Check each line of the records below for the string "Beratungsleistungen", then state how many lines contain it, with no other output.
§
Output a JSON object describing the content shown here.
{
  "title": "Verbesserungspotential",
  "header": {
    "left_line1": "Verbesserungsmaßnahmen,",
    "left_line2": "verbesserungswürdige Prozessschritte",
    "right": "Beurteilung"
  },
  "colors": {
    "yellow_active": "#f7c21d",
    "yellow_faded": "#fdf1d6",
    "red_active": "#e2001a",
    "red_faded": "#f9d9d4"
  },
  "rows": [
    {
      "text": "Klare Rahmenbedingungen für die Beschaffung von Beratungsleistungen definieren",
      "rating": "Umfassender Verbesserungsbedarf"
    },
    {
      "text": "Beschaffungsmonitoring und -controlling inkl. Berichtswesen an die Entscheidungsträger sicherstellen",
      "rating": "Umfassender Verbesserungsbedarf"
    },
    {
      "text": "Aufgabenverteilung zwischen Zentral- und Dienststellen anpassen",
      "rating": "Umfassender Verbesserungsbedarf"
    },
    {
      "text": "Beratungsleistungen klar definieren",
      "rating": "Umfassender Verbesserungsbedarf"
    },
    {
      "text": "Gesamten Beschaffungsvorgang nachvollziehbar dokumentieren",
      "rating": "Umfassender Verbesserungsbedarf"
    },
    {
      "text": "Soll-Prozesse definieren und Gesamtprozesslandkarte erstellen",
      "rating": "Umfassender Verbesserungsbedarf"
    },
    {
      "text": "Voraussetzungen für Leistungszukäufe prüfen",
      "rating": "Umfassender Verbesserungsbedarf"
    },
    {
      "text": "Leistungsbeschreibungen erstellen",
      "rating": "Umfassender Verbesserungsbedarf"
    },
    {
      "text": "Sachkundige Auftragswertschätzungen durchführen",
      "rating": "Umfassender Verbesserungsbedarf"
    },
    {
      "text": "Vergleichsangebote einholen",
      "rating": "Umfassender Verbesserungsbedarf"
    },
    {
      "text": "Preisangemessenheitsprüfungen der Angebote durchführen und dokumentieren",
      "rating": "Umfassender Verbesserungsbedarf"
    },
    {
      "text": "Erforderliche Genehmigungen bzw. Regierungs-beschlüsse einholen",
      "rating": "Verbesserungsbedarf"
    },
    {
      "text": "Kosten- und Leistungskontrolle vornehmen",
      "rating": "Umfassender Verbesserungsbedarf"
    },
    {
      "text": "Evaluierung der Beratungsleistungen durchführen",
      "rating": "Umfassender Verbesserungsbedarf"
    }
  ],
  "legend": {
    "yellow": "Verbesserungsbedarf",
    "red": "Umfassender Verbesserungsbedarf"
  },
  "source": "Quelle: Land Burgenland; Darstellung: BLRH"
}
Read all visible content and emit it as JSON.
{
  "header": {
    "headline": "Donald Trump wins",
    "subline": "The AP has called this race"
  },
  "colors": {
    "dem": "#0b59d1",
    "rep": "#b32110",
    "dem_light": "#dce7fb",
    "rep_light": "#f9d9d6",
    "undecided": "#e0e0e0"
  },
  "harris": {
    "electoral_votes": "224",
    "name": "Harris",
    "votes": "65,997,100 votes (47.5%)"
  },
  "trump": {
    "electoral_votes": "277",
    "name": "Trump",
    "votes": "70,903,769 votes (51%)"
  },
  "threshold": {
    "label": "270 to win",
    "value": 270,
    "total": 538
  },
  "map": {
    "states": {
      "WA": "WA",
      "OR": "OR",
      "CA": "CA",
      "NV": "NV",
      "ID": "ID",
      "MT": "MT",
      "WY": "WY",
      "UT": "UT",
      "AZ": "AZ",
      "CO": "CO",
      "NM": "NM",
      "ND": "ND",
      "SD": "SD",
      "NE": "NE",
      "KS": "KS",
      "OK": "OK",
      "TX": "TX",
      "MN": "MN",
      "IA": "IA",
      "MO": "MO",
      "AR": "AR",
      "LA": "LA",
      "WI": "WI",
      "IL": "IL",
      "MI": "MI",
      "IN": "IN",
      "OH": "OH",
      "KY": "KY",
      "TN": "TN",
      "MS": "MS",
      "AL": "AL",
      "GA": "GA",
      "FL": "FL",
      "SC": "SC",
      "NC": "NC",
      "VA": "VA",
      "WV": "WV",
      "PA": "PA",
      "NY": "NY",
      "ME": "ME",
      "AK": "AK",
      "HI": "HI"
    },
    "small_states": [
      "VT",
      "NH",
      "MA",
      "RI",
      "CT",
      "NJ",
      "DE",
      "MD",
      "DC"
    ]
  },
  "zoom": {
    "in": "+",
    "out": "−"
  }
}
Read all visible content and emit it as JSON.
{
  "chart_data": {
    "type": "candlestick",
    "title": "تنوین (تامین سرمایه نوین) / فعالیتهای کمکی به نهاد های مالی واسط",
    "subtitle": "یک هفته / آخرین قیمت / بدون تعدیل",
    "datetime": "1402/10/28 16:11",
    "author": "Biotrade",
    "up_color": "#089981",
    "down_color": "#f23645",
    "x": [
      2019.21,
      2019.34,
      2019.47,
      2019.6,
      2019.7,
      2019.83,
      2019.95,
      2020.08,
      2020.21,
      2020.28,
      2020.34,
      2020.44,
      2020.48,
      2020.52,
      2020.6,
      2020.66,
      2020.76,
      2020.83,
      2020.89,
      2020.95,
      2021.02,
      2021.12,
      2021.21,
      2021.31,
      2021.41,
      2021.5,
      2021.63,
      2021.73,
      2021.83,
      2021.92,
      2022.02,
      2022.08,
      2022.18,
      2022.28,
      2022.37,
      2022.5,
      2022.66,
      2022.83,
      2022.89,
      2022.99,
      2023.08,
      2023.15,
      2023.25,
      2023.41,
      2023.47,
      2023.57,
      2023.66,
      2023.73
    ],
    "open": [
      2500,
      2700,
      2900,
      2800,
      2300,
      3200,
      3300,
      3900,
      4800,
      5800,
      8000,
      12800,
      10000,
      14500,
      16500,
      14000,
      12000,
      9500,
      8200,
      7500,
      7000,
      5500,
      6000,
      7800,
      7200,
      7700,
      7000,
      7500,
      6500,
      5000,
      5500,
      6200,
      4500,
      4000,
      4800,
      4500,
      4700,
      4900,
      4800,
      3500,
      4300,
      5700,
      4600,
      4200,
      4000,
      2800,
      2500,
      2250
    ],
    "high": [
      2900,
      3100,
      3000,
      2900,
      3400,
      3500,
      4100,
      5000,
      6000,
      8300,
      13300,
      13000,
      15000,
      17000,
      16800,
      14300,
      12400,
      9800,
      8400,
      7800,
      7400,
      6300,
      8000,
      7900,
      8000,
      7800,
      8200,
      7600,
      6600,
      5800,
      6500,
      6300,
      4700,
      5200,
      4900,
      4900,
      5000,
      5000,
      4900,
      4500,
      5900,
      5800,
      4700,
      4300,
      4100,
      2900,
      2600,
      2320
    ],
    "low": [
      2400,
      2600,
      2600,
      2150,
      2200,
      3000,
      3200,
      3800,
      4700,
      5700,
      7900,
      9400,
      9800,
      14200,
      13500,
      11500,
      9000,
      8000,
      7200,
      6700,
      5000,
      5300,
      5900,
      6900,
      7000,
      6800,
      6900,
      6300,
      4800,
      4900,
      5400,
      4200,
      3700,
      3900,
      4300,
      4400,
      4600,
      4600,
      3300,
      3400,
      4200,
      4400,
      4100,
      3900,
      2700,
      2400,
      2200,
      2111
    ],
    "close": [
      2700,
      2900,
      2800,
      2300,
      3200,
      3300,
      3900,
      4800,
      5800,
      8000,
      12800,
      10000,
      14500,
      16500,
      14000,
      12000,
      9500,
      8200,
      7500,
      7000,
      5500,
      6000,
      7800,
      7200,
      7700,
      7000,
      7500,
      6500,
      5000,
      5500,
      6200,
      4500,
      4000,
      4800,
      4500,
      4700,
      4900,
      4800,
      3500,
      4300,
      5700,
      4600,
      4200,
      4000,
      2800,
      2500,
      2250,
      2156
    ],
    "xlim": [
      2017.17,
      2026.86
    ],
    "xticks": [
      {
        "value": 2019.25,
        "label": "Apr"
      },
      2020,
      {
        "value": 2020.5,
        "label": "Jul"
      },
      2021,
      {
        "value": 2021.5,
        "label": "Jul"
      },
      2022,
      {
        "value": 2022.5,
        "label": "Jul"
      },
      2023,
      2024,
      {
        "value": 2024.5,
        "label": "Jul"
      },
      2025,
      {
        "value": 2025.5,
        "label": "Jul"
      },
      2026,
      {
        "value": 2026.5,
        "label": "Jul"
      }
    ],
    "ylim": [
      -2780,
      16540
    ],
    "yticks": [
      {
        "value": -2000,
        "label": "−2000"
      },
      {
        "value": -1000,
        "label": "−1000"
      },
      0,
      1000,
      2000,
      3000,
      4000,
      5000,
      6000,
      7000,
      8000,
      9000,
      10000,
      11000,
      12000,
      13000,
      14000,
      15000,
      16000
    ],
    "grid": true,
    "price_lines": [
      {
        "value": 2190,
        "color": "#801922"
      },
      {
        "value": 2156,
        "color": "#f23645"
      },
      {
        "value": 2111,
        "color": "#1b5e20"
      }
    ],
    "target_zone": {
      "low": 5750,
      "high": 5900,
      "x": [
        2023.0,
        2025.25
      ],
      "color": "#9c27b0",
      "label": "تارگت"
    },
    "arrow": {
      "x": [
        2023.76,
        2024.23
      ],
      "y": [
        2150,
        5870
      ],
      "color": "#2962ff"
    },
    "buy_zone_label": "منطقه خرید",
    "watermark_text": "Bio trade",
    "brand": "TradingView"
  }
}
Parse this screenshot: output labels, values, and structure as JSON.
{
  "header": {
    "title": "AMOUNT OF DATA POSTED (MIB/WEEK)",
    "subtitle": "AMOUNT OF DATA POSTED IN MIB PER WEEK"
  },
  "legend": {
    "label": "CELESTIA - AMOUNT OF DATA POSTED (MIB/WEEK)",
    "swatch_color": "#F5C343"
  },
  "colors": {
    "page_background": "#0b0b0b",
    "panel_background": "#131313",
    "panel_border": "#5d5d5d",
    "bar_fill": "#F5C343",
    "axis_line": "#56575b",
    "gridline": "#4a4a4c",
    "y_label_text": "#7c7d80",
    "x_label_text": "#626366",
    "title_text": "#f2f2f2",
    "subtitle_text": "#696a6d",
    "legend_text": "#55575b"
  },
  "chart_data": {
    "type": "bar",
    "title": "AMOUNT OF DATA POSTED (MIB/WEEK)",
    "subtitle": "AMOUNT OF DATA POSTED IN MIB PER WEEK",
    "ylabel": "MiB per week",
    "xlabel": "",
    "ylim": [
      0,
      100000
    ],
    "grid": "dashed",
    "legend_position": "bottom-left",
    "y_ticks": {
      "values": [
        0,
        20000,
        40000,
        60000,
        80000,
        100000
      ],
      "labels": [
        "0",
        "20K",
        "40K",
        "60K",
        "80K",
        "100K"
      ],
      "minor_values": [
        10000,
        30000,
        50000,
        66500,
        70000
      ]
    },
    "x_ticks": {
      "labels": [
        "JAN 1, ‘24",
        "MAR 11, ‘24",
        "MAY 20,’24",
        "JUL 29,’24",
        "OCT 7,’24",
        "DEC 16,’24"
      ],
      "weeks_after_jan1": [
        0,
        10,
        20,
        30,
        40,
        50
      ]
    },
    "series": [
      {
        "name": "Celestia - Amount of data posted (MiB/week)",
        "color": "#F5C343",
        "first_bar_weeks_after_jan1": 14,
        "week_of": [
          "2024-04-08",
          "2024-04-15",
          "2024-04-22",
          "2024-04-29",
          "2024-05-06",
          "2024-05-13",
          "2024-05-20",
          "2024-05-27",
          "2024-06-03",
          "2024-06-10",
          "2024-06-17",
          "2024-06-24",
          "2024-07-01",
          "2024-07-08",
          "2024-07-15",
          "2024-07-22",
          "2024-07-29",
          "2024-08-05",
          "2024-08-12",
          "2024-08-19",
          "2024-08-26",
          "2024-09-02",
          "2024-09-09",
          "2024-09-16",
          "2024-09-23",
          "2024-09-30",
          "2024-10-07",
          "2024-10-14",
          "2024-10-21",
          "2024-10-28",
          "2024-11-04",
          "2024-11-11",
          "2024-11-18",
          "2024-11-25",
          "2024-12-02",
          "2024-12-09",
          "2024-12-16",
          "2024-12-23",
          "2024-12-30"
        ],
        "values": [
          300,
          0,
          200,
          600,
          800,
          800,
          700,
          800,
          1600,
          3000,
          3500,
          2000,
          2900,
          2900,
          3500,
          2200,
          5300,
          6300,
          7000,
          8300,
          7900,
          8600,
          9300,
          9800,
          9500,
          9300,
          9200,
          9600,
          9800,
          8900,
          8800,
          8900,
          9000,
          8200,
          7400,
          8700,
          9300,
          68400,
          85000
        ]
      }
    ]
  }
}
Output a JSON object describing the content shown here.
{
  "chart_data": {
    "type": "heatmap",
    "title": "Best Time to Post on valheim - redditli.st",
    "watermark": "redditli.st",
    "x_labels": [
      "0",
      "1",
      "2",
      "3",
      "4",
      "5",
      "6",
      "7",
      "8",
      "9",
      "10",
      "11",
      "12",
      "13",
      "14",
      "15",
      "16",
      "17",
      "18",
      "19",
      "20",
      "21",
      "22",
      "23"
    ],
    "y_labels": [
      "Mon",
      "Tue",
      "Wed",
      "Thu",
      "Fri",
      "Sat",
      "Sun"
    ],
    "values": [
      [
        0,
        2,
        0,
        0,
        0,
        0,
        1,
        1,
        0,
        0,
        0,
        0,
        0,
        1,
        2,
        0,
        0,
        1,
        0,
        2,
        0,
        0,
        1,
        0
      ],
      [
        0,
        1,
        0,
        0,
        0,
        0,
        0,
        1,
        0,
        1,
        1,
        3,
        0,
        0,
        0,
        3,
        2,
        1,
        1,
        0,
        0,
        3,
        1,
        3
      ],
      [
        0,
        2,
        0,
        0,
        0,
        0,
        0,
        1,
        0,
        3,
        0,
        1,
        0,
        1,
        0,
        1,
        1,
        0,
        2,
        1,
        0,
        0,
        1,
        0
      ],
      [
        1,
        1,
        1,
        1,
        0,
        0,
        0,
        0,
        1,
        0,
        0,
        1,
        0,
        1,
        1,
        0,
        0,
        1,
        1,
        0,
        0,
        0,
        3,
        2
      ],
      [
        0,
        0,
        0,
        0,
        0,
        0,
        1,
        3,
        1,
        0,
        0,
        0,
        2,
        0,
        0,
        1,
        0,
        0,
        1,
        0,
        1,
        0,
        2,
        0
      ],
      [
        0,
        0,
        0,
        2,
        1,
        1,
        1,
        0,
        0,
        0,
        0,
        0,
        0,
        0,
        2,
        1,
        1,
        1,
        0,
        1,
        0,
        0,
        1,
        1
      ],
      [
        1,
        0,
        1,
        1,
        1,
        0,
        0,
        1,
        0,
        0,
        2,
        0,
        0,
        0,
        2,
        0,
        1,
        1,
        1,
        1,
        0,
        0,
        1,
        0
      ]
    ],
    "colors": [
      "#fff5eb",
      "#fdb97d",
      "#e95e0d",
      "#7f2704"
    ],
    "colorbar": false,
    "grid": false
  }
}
§
- _Answer in full_
3